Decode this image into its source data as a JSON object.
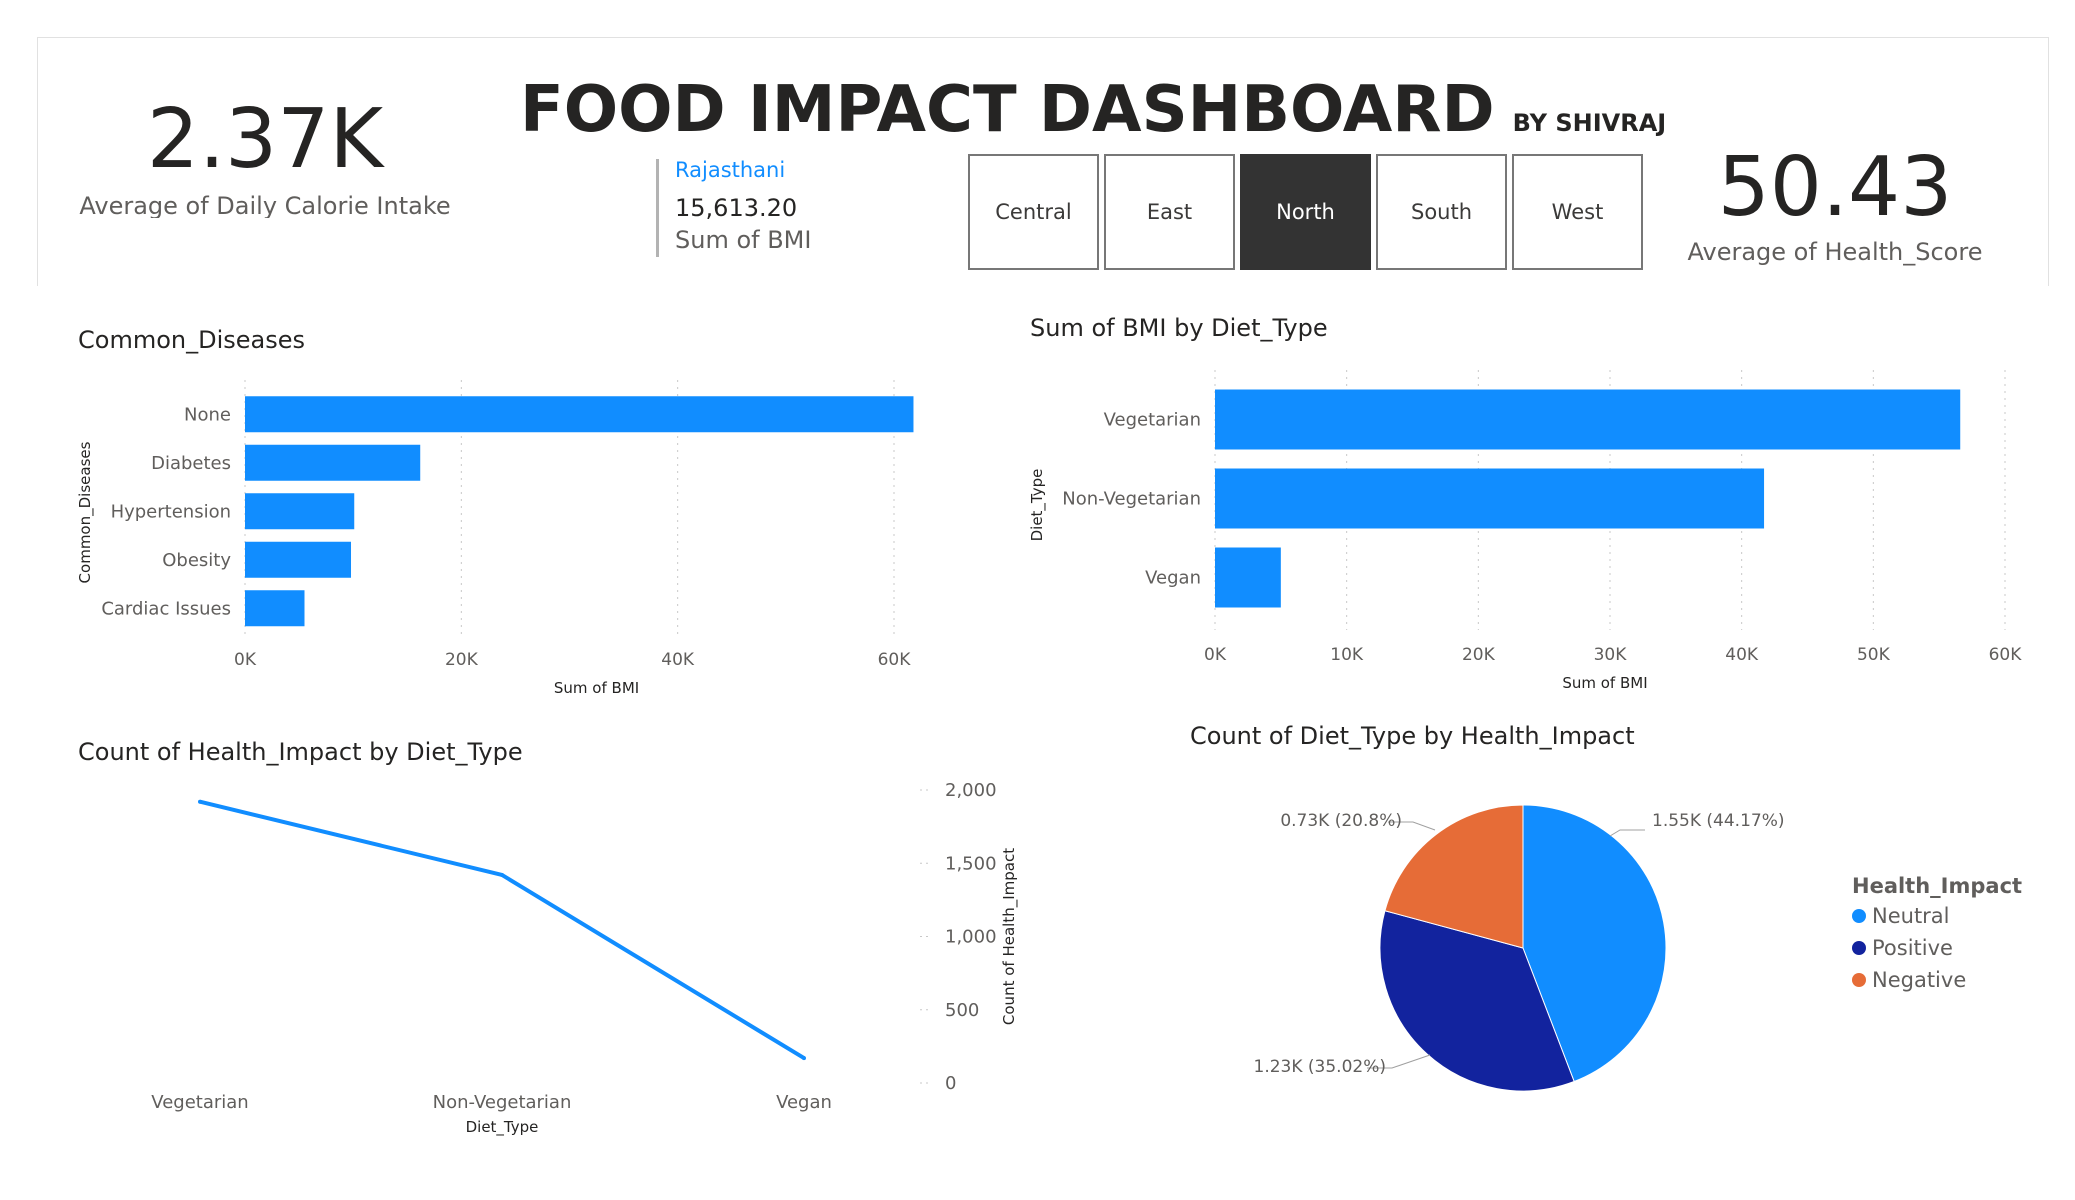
{
  "header": {
    "title": "FOOD IMPACT DASHBOARD",
    "byline": "BY SHIVRAJ"
  },
  "kpi_calorie": {
    "value": "2.37K",
    "label": "Average of Daily Calorie Intake"
  },
  "kpi_health": {
    "value": "50.43",
    "label": "Average of Health_Score"
  },
  "bmi_card": {
    "category": "Rajasthani",
    "value": "15,613.20",
    "label": "Sum of BMI"
  },
  "region_slicer": {
    "options": [
      "Central",
      "East",
      "North",
      "South",
      "West"
    ],
    "selected": "North",
    "selected_color": "#333333"
  },
  "colors": {
    "bar": "#118DFF",
    "neutral": "#118DFF",
    "positive": "#12239E",
    "negative": "#E66C37"
  },
  "chart_data": [
    {
      "type": "bar",
      "orientation": "horizontal",
      "title": "Common_Diseases",
      "categories": [
        "None",
        "Diabetes",
        "Hypertension",
        "Obesity",
        "Cardiac Issues"
      ],
      "values": [
        61800,
        16200,
        10100,
        9800,
        5500
      ],
      "xlabel": "Sum of BMI",
      "ylabel": "Common_Diseases",
      "xlim": [
        0,
        65000
      ],
      "xticks": [
        "0K",
        "20K",
        "40K",
        "60K"
      ],
      "grid": true
    },
    {
      "type": "bar",
      "orientation": "horizontal",
      "title": "Sum of BMI by Diet_Type",
      "categories": [
        "Vegetarian",
        "Non-Vegetarian",
        "Vegan"
      ],
      "values": [
        56600,
        41700,
        5000
      ],
      "xlabel": "Sum of BMI",
      "ylabel": "Diet_Type",
      "xlim": [
        0,
        60000
      ],
      "xticks": [
        "0K",
        "10K",
        "20K",
        "30K",
        "40K",
        "50K",
        "60K"
      ],
      "grid": true
    },
    {
      "type": "line",
      "title": "Count of Health_Impact by Diet_Type",
      "categories": [
        "Vegetarian",
        "Non-Vegetarian",
        "Vegan"
      ],
      "values": [
        1920,
        1420,
        170
      ],
      "xlabel": "Diet_Type",
      "ylabel": "Count of Health_Impact",
      "ylim": [
        0,
        2000
      ],
      "yticks": [
        "0",
        "500",
        "1,000",
        "1,500",
        "2,000"
      ],
      "y_axis_position": "right",
      "grid": true
    },
    {
      "type": "pie",
      "title": "Count of Diet_Type by Health_Impact",
      "legend_title": "Health_Impact",
      "legend_position": "right",
      "slices": [
        {
          "name": "Neutral",
          "value": 1550,
          "percent": 44.17,
          "label": "1.55K (44.17%)"
        },
        {
          "name": "Positive",
          "value": 1230,
          "percent": 35.02,
          "label": "1.23K (35.02%)"
        },
        {
          "name": "Negative",
          "value": 730,
          "percent": 20.8,
          "label": "0.73K (20.8%)"
        }
      ]
    }
  ]
}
^^^^^^^^^^^^^^^^
Work to complete:
In the entries above, find each line with the string "Count" and copy it.

Answer to this task:
      "title": "Count of Health_Impact by Diet_Type",
      "ylabel": "Count of Health_Impact",
      "title": "Count of Diet_Type by Health_Impact",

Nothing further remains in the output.